Dataset items
::::

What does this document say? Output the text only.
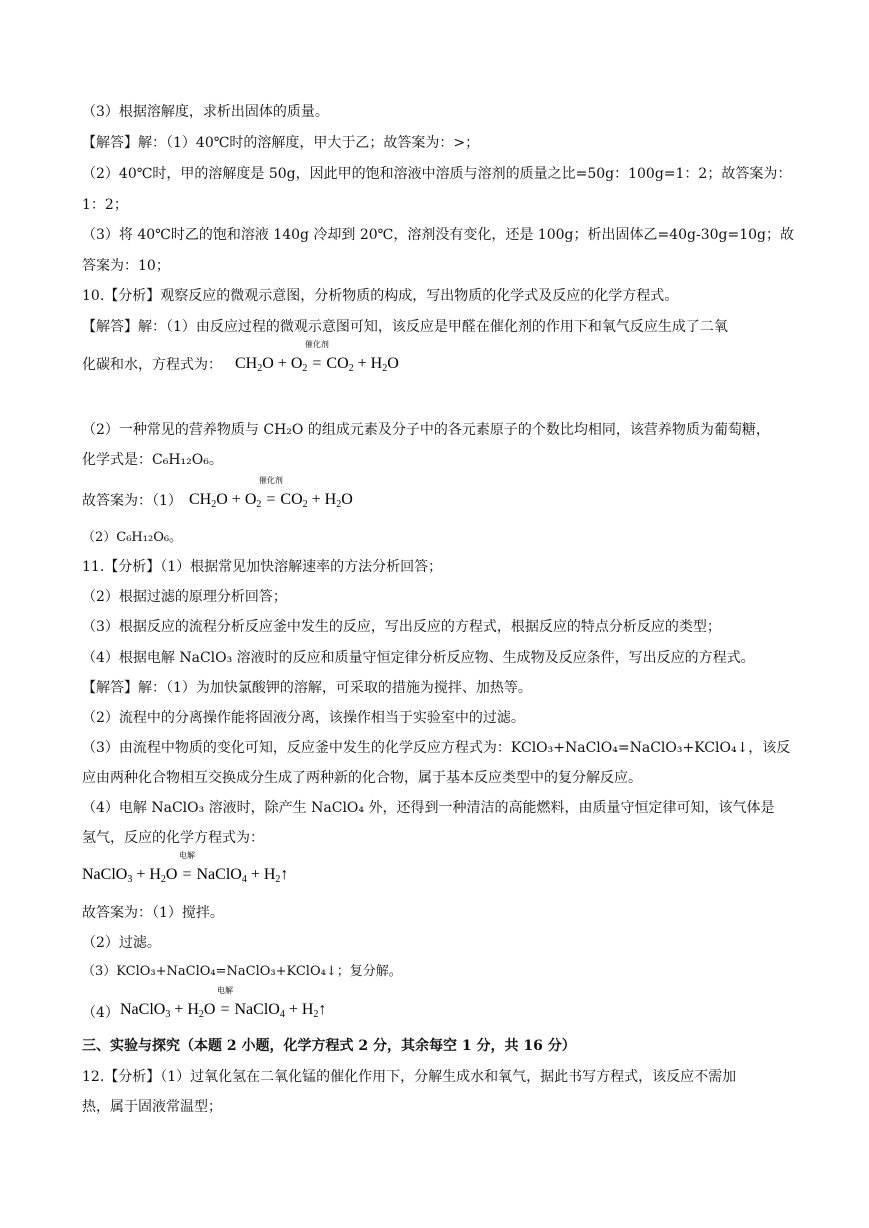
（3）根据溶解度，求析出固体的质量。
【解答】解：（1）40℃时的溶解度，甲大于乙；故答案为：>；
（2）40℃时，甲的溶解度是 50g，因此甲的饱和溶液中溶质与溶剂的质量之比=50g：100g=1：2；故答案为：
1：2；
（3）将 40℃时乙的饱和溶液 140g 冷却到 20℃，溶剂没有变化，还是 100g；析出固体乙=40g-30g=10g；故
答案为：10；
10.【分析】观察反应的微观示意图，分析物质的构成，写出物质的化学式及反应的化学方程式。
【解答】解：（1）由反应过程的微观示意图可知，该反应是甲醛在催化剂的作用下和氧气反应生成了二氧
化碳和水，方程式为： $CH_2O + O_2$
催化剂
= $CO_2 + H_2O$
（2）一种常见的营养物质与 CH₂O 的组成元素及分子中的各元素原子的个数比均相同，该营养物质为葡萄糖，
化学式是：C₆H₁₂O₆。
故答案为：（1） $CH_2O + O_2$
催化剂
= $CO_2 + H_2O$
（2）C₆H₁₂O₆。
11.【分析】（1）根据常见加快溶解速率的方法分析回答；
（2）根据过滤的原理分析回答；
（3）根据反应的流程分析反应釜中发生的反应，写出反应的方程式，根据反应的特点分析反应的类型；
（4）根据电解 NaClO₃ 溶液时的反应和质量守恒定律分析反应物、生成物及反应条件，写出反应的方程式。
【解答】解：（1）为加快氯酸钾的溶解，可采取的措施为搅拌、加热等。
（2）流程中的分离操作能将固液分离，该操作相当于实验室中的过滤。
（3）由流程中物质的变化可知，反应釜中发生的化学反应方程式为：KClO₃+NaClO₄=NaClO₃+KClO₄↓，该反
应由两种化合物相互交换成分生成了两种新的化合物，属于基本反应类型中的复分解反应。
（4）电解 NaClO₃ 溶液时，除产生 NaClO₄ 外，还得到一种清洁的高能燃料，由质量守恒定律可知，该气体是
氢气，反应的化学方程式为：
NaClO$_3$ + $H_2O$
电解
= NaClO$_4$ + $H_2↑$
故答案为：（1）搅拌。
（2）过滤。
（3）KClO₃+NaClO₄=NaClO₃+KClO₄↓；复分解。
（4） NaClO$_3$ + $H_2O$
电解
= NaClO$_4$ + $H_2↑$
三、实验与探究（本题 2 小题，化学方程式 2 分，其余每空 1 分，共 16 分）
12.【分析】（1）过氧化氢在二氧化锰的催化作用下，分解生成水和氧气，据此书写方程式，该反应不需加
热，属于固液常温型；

::::

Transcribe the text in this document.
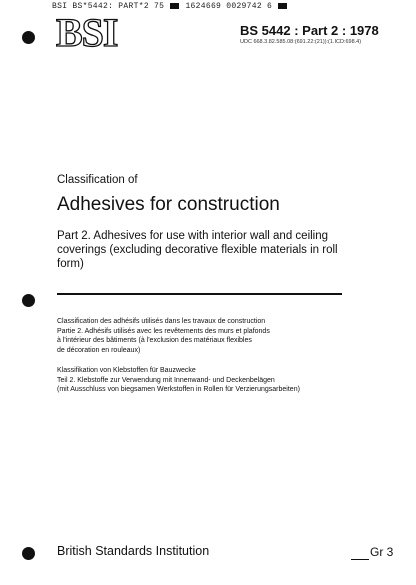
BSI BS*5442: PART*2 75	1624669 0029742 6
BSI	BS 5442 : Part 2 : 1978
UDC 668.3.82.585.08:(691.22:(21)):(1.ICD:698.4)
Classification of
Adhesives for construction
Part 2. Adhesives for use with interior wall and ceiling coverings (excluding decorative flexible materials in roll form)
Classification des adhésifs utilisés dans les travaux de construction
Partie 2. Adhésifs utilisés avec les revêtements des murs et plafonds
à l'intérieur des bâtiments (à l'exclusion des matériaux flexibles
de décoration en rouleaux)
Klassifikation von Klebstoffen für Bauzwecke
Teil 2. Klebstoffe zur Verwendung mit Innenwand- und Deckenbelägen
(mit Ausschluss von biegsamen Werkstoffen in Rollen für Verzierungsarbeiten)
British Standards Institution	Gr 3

::::

WHAT THE EXERCISE ASKS
Scan the material and collect every line that contains "document".

RESULT OF THIS TASK
What does this document say? Output the text only.
Transcribe the text in this document.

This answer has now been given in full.